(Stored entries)
···

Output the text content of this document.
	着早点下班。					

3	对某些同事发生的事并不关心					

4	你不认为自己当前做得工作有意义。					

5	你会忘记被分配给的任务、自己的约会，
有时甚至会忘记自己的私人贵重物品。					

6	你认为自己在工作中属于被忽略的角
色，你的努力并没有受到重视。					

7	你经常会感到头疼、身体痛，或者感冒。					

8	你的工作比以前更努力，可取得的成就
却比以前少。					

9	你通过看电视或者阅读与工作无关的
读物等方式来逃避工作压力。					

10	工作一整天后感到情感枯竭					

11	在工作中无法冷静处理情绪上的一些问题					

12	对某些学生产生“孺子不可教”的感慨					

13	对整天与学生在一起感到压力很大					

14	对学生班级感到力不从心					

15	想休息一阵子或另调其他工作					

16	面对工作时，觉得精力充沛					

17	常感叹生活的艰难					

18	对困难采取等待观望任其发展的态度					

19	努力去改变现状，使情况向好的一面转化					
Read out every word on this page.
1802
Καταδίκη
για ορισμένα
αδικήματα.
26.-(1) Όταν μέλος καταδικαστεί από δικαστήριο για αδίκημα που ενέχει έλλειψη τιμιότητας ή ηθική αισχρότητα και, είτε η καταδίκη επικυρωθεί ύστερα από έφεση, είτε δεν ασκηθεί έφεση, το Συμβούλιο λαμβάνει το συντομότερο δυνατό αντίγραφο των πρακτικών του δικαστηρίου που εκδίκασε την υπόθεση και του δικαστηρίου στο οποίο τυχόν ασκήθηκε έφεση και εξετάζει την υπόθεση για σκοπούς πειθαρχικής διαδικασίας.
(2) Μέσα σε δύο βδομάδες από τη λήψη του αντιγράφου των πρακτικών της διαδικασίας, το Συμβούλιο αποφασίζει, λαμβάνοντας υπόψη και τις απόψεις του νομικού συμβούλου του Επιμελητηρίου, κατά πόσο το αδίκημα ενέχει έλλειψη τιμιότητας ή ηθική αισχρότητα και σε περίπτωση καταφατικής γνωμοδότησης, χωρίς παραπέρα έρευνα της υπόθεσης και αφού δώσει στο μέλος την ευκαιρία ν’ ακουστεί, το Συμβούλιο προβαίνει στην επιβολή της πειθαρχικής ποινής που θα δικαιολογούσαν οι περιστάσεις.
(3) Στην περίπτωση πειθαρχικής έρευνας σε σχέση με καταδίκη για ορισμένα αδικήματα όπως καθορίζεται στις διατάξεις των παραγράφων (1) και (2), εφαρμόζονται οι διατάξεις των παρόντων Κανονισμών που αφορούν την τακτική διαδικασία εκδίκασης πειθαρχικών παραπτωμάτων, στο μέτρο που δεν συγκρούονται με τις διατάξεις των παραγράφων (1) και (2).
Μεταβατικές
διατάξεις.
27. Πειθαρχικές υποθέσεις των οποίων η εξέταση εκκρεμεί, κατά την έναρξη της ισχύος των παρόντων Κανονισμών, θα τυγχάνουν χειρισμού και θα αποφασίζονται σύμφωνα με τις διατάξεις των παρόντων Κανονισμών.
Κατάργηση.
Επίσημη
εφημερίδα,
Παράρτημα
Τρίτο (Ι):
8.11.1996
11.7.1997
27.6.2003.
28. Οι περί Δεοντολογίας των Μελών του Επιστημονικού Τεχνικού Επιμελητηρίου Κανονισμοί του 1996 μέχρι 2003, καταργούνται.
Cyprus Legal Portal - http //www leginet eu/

···

| EXERCISE AIM |
Extract all of the data above without altering anything.

| WRITTEN SOLUTION |
Output the text content of this document.
	着早点下班。					

3	对某些同事发生的事并不关心					

4	你不认为自己当前做得工作有意义。					

5	你会忘记被分配给的任务、自己的约会，
有时甚至会忘记自己的私人贵重物品。					

6	你认为自己在工作中属于被忽略的角
色，你的努力并没有受到重视。					

7	你经常会感到头疼、身体痛，或者感冒。					

8	你的工作比以前更努力，可取得的成就
却比以前少。					

9	你通过看电视或者阅读与工作无关的
读物等方式来逃避工作压力。					

10	工作一整天后感到情感枯竭					

11	在工作中无法冷静处理情绪上的一些问题					

12	对某些学生产生“孺子不可教”的感慨					

13	对整天与学生在一起感到压力很大					

14	对学生班级感到力不从心					

15	想休息一阵子或另调其他工作					

16	面对工作时，觉得精力充沛					

17	常感叹生活的艰难					

18	对困难采取等待观望任其发展的态度					

19	努力去改变现状，使情况向好的一面转化					
Read out every word on this page.
1802
Καταδίκη
για ορισμένα
αδικήματα.
26.-(1) Όταν μέλος καταδικαστεί από δικαστήριο για αδίκημα που ενέχει έλλειψη τιμιότητας ή ηθική αισχρότητα και, είτε η καταδίκη επικυρωθεί ύστερα από έφεση, είτε δεν ασκηθεί έφεση, το Συμβούλιο λαμβάνει το συντομότερο δυνατό αντίγραφο των πρακτικών του δικαστηρίου που εκδίκασε την υπόθεση και του δικαστηρίου στο οποίο τυχόν ασκήθηκε έφεση και εξετάζει την υπόθεση για σκοπούς πειθαρχικής διαδικασίας.
(2) Μέσα σε δύο βδομάδες από τη λήψη του αντιγράφου των πρακτικών της διαδικασίας, το Συμβούλιο αποφασίζει, λαμβάνοντας υπόψη και τις απόψεις του νομικού συμβούλου του Επιμελητηρίου, κατά πόσο το αδίκημα ενέχει έλλειψη τιμιότητας ή ηθική αισχρότητα και σε περίπτωση καταφατικής γνωμοδότησης, χωρίς παραπέρα έρευνα της υπόθεσης και αφού δώσει στο μέλος την ευκαιρία ν’ ακουστεί, το Συμβούλιο προβαίνει στην επιβολή της πειθαρχικής ποινής που θα δικαιολογούσαν οι περιστάσεις.
(3) Στην περίπτωση πειθαρχικής έρευνας σε σχέση με καταδίκη για ορισμένα αδικήματα όπως καθορίζεται στις διατάξεις των παραγράφων (1) και (2), εφαρμόζονται οι διατάξεις των παρόντων Κανονισμών που αφορούν την τακτική διαδικασία εκδίκασης πειθαρχικών παραπτωμάτων, στο μέτρο που δεν συγκρούονται με τις διατάξεις των παραγράφων (1) και (2).
Μεταβατικές
διατάξεις.
27. Πειθαρχικές υποθέσεις των οποίων η εξέταση εκκρεμεί, κατά την έναρξη της ισχύος των παρόντων Κανονισμών, θα τυγχάνουν χειρισμού και θα αποφασίζονται σύμφωνα με τις διατάξεις των παρόντων Κανονισμών.
Κατάργηση.
Επίσημη
εφημερίδα,
Παράρτημα
Τρίτο (Ι):
8.11.1996
11.7.1997
27.6.2003.
28. Οι περί Δεοντολογίας των Μελών του Επιστημονικού Τεχνικού Επιμελητηρίου Κανονισμοί του 1996 μέχρι 2003, καταργούνται.
Cyprus Legal Portal - http //www leginet eu/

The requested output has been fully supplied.